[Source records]
↓↓↓
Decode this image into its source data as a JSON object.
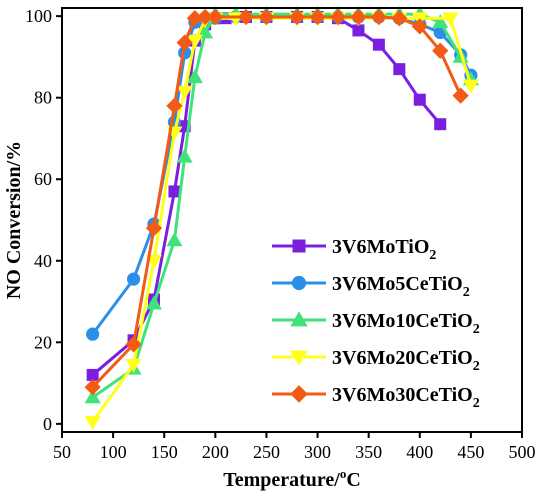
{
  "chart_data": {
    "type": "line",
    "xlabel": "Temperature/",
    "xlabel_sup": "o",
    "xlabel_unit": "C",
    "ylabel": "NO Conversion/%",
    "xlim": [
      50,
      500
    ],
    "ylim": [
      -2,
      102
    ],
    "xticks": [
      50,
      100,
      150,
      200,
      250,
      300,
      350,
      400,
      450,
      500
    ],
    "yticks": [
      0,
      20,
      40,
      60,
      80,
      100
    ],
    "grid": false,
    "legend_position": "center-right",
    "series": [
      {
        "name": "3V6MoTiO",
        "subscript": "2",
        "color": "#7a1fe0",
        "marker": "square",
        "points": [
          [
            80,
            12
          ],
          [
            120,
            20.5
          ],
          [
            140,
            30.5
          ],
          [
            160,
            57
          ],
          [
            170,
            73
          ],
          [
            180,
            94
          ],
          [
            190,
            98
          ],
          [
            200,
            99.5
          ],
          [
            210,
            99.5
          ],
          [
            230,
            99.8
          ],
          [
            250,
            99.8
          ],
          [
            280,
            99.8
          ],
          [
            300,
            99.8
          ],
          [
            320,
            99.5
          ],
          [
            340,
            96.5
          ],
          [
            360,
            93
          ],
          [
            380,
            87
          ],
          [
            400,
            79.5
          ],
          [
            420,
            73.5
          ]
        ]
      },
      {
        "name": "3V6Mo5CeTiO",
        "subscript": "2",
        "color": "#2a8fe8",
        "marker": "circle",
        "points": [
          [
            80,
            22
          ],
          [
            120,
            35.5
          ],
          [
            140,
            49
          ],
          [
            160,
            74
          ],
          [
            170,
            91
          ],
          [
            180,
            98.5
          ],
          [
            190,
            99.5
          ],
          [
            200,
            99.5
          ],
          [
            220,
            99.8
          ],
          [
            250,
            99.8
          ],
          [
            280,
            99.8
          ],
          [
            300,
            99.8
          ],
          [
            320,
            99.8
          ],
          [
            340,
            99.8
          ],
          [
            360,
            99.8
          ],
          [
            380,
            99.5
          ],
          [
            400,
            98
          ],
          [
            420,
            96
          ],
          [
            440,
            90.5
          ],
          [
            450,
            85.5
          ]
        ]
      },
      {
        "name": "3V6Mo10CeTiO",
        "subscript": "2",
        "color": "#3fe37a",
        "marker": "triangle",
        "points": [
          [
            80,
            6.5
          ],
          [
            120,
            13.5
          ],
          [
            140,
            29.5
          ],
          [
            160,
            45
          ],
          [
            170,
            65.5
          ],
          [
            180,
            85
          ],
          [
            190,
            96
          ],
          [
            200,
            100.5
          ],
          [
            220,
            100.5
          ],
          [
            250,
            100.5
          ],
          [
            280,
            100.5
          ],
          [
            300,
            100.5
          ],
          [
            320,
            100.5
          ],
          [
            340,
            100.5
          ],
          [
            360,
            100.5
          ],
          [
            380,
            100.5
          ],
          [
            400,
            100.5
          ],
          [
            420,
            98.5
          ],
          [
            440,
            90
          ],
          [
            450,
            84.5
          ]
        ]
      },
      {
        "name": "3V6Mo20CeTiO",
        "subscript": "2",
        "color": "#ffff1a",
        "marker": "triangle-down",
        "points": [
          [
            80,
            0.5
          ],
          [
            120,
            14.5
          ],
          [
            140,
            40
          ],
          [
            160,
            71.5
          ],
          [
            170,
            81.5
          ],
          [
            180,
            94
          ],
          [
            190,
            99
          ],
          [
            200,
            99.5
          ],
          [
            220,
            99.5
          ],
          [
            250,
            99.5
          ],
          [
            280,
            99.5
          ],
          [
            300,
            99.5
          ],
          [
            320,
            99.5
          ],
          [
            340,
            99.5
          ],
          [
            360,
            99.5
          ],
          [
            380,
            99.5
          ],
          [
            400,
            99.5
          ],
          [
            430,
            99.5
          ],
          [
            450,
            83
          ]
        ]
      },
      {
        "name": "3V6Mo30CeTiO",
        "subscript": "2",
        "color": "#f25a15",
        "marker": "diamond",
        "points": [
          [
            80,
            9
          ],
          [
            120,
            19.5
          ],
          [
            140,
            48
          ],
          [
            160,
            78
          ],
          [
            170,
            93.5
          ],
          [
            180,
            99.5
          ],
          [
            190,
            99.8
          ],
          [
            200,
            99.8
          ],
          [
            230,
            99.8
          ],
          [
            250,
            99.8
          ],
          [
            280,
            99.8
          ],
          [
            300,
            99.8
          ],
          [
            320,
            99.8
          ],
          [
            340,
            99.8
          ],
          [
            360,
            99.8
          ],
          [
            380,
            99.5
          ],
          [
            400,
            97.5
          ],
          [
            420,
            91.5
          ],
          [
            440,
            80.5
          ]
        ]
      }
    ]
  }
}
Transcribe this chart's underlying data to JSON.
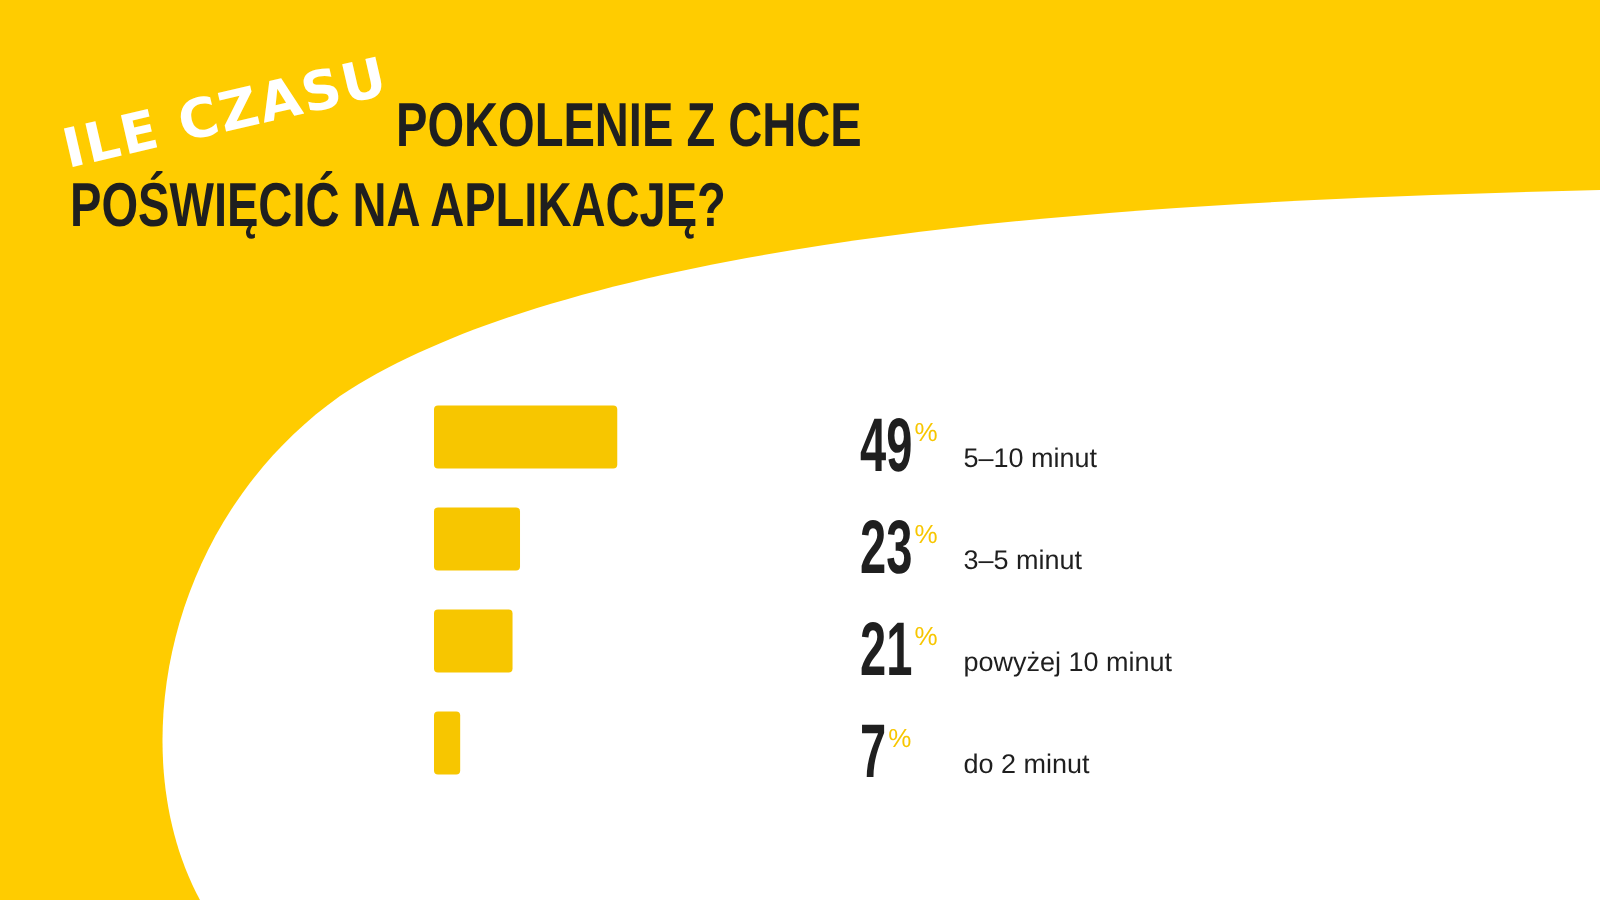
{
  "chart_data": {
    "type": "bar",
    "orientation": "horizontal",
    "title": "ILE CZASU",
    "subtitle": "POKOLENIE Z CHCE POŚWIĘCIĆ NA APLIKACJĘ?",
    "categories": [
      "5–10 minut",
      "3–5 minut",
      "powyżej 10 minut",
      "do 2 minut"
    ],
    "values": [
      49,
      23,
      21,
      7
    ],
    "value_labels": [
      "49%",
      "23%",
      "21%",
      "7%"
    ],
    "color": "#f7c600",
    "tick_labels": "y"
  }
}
↑↑↑
↓↓↓
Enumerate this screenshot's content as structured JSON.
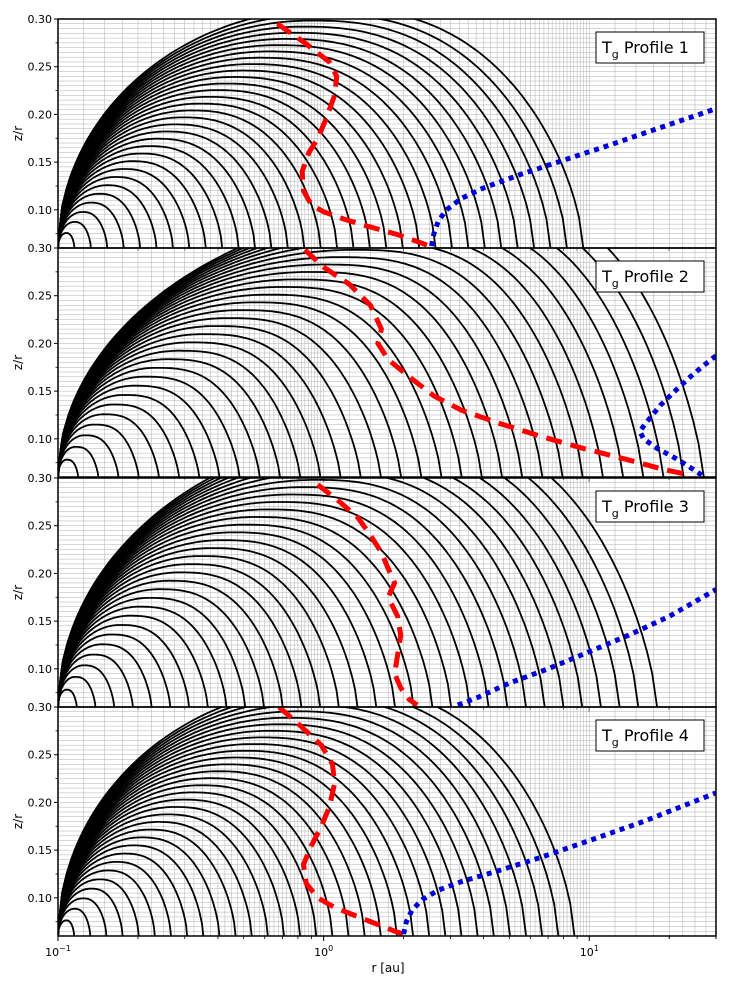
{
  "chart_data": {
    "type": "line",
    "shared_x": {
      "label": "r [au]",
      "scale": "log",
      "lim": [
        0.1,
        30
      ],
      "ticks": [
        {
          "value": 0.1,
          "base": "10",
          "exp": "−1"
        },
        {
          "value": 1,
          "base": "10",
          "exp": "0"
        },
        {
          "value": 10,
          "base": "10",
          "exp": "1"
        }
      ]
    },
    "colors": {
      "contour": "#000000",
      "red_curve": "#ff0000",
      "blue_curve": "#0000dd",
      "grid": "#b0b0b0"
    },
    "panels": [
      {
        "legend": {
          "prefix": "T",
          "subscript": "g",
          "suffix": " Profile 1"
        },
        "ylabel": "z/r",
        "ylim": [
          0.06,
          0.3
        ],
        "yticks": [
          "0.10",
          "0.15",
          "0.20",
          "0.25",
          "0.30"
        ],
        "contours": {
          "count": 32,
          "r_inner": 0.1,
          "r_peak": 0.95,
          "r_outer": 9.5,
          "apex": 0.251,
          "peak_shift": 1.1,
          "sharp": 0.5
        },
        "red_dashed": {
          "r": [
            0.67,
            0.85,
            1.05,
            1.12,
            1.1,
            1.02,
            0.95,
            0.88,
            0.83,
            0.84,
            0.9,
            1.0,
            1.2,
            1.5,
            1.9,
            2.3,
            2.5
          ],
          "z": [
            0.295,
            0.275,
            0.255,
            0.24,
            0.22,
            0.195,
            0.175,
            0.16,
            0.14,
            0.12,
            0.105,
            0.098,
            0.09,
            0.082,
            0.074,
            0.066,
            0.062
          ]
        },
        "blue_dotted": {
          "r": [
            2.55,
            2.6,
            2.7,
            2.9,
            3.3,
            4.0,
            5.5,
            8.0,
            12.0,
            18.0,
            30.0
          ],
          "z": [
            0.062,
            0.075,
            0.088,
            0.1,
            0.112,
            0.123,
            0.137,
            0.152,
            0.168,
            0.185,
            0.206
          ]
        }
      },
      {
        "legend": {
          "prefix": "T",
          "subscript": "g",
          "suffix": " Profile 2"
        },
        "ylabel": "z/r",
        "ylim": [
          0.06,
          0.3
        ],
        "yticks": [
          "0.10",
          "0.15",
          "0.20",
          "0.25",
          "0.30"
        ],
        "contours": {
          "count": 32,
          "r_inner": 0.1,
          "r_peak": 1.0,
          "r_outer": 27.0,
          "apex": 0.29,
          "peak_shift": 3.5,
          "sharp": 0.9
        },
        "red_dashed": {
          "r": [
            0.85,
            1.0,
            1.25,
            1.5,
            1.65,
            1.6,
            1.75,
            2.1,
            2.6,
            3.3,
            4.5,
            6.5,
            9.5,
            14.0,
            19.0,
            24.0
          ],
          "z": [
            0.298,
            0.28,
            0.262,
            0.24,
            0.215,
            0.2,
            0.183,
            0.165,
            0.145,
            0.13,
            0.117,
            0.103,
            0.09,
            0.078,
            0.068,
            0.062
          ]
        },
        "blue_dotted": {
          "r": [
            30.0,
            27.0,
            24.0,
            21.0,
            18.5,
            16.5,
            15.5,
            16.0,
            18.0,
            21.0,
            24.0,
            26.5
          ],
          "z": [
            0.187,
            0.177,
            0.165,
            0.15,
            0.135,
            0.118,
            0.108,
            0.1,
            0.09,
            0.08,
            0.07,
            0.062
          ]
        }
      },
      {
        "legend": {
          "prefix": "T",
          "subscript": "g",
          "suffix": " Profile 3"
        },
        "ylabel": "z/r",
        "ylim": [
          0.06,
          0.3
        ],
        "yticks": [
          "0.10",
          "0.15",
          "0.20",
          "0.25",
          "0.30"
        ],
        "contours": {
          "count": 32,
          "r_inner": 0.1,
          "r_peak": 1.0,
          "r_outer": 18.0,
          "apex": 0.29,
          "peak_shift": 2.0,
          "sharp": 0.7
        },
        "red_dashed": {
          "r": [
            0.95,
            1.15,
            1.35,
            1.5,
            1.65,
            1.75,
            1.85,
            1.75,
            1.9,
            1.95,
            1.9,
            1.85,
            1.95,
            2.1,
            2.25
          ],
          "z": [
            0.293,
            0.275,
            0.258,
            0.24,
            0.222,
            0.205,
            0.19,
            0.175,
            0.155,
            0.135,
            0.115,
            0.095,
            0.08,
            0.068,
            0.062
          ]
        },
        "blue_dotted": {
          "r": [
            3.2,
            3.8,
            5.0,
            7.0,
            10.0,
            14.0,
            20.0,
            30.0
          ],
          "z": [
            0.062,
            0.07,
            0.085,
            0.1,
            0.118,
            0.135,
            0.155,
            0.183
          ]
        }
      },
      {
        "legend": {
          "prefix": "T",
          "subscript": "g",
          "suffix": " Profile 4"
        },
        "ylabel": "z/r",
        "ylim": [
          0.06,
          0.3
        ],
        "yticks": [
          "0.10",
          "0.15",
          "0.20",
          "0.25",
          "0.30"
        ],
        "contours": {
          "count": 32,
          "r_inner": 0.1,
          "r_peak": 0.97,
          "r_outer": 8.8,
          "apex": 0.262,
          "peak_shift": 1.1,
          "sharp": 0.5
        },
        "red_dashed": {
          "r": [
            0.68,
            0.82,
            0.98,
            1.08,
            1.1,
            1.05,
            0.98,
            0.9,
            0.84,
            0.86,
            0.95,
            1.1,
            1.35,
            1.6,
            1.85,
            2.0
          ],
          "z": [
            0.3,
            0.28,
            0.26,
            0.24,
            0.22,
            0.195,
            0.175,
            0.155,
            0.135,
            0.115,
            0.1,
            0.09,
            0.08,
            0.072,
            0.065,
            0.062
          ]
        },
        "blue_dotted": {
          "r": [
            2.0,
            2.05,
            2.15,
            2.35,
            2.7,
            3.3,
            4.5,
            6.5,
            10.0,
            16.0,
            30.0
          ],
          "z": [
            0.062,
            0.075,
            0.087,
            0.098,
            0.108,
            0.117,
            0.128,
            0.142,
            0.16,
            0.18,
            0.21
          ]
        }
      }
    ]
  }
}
↑↑↑
(WHAT IS REQUIRED):
From the records above, pull out every line containing the word "marker".

(RESPONSE):
        "marker": "square",
        "marker": "circle",
        "marker": "triangle",
        "marker": "triangle-down",
        "marker": "diamond",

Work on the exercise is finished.